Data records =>
● ● ● ●
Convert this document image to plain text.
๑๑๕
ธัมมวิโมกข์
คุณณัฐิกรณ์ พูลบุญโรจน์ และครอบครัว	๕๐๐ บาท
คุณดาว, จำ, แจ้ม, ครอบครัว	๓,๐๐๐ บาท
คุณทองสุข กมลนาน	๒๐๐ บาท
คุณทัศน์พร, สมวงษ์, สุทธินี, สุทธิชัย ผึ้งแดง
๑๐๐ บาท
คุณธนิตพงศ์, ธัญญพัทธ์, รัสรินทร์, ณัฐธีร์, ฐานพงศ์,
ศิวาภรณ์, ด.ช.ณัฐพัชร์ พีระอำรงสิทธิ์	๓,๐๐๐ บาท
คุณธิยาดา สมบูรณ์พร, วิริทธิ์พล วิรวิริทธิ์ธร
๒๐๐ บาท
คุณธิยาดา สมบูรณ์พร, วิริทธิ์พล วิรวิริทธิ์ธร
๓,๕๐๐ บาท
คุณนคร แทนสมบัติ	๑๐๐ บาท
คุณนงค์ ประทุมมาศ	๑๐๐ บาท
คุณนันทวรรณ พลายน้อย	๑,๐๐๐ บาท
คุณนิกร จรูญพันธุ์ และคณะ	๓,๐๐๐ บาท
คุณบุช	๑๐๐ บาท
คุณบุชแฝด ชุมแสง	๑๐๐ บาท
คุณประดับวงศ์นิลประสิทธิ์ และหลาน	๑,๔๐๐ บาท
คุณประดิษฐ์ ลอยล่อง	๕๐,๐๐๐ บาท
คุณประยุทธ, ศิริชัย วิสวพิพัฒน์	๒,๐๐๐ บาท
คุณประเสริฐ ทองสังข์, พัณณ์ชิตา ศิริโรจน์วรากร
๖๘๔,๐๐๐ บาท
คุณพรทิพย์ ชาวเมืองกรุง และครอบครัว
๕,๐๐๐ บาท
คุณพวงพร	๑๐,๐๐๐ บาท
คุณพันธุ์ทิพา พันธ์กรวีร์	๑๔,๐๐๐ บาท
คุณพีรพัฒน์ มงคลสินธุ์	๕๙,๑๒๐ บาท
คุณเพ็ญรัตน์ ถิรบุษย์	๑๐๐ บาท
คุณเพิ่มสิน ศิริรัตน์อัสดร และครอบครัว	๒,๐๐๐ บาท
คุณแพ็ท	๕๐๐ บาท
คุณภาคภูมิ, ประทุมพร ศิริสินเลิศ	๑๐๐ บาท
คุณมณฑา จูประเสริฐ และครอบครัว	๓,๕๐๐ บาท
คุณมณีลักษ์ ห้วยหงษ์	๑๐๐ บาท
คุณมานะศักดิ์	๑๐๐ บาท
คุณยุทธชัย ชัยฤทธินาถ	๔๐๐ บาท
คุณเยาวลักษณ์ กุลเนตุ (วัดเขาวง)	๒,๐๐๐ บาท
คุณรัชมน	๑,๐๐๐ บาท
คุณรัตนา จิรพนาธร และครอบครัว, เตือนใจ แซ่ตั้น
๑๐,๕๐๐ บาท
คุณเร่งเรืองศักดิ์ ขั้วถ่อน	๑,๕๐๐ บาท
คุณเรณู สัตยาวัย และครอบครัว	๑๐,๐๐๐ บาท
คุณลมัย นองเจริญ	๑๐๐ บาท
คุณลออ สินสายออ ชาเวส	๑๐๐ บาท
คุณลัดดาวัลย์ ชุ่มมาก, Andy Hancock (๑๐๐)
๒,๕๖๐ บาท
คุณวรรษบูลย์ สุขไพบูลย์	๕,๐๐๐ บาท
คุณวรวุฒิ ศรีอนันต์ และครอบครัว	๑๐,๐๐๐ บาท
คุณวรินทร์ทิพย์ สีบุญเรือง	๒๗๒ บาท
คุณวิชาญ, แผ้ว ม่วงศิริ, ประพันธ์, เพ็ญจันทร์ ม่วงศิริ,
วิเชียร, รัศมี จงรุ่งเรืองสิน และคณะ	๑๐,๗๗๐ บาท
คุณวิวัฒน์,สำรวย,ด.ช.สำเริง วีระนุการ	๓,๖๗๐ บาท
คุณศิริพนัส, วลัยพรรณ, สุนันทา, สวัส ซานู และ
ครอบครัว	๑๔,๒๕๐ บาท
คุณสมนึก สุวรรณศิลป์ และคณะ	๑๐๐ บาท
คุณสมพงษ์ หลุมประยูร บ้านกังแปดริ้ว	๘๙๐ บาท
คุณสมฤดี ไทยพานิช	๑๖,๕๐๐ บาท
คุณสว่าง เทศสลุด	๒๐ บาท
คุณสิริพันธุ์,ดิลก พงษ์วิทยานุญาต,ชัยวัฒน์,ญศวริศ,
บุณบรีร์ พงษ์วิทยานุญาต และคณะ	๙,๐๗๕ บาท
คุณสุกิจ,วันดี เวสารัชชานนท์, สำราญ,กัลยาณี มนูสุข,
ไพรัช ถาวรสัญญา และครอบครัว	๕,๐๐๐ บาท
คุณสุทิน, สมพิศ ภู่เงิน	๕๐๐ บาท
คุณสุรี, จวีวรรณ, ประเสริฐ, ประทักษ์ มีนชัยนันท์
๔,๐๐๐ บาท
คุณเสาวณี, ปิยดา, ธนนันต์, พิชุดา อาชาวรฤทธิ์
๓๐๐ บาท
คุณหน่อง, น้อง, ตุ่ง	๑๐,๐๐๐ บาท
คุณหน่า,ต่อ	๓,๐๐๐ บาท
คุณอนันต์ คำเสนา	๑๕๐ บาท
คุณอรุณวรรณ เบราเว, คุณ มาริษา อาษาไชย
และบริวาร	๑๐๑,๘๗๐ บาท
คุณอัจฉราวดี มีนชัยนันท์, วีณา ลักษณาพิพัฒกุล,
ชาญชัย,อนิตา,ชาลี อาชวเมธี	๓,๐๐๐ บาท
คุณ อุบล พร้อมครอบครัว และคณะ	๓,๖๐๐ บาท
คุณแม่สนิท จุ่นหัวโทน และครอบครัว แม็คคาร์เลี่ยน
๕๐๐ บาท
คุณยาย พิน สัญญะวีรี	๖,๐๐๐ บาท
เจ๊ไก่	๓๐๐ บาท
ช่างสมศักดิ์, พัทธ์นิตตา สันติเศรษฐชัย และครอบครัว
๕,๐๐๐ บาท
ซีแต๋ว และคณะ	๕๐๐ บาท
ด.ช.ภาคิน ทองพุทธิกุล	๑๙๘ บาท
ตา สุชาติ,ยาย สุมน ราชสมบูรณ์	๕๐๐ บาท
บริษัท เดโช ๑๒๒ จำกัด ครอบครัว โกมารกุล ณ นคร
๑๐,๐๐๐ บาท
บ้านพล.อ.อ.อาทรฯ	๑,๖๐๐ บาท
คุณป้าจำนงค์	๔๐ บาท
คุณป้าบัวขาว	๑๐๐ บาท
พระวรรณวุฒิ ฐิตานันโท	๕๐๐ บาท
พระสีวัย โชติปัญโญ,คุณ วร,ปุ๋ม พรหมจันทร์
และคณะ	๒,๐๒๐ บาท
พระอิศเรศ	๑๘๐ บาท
● ● ● ●
What the task asks =>
Each line that has the word "ณประด" counts once. How many such lines are in the data? Give the number alone.

Reply to the task =>
2